§ Data for the task:
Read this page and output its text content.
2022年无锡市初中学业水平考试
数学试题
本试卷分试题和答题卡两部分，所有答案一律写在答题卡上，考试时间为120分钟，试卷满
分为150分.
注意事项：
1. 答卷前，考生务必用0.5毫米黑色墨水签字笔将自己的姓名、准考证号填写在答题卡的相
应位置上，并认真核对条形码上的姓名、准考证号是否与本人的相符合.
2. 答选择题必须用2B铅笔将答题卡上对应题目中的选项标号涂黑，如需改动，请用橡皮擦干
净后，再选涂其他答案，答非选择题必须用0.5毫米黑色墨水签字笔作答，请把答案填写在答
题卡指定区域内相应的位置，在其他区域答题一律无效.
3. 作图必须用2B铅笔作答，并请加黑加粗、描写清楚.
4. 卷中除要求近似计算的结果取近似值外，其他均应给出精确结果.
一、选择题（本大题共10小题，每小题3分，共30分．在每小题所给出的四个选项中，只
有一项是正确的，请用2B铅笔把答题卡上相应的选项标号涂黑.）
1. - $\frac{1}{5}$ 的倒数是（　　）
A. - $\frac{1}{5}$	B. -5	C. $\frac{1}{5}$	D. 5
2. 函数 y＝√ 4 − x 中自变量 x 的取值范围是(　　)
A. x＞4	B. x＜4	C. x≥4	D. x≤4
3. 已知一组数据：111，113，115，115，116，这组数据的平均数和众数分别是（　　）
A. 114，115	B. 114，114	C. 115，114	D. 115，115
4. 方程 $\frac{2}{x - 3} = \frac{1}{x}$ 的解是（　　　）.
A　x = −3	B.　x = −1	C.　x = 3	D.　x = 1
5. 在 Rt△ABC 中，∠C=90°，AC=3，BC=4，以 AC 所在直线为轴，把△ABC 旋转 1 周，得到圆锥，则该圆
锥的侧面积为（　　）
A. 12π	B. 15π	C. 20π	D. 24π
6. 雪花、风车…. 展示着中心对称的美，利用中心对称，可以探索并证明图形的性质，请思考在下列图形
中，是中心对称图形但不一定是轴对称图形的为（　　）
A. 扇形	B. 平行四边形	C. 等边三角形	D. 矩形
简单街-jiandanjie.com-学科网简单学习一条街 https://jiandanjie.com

§ Problem statement:
Copy out all of the lines above exactly.

§ Task solution:
Read this page and output its text content.
2022年无锡市初中学业水平考试
数学试题
本试卷分试题和答题卡两部分，所有答案一律写在答题卡上，考试时间为120分钟，试卷满
分为150分.
注意事项：
1. 答卷前，考生务必用0.5毫米黑色墨水签字笔将自己的姓名、准考证号填写在答题卡的相
应位置上，并认真核对条形码上的姓名、准考证号是否与本人的相符合.
2. 答选择题必须用2B铅笔将答题卡上对应题目中的选项标号涂黑，如需改动，请用橡皮擦干
净后，再选涂其他答案，答非选择题必须用0.5毫米黑色墨水签字笔作答，请把答案填写在答
题卡指定区域内相应的位置，在其他区域答题一律无效.
3. 作图必须用2B铅笔作答，并请加黑加粗、描写清楚.
4. 卷中除要求近似计算的结果取近似值外，其他均应给出精确结果.
一、选择题（本大题共10小题，每小题3分，共30分．在每小题所给出的四个选项中，只
有一项是正确的，请用2B铅笔把答题卡上相应的选项标号涂黑.）
1. - $\frac{1}{5}$ 的倒数是（　　）
A. - $\frac{1}{5}$	B. -5	C. $\frac{1}{5}$	D. 5
2. 函数 y＝√ 4 − x 中自变量 x 的取值范围是(　　)
A. x＞4	B. x＜4	C. x≥4	D. x≤4
3. 已知一组数据：111，113，115，115，116，这组数据的平均数和众数分别是（　　）
A. 114，115	B. 114，114	C. 115，114	D. 115，115
4. 方程 $\frac{2}{x - 3} = \frac{1}{x}$ 的解是（　　　）.
A　x = −3	B.　x = −1	C.　x = 3	D.　x = 1
5. 在 Rt△ABC 中，∠C=90°，AC=3，BC=4，以 AC 所在直线为轴，把△ABC 旋转 1 周，得到圆锥，则该圆
锥的侧面积为（　　）
A. 12π	B. 15π	C. 20π	D. 24π
6. 雪花、风车…. 展示着中心对称的美，利用中心对称，可以探索并证明图形的性质，请思考在下列图形
中，是中心对称图形但不一定是轴对称图形的为（　　）
A. 扇形	B. 平行四边形	C. 等边三角形	D. 矩形
简单街-jiandanjie.com-学科网简单学习一条街 https://jiandanjie.com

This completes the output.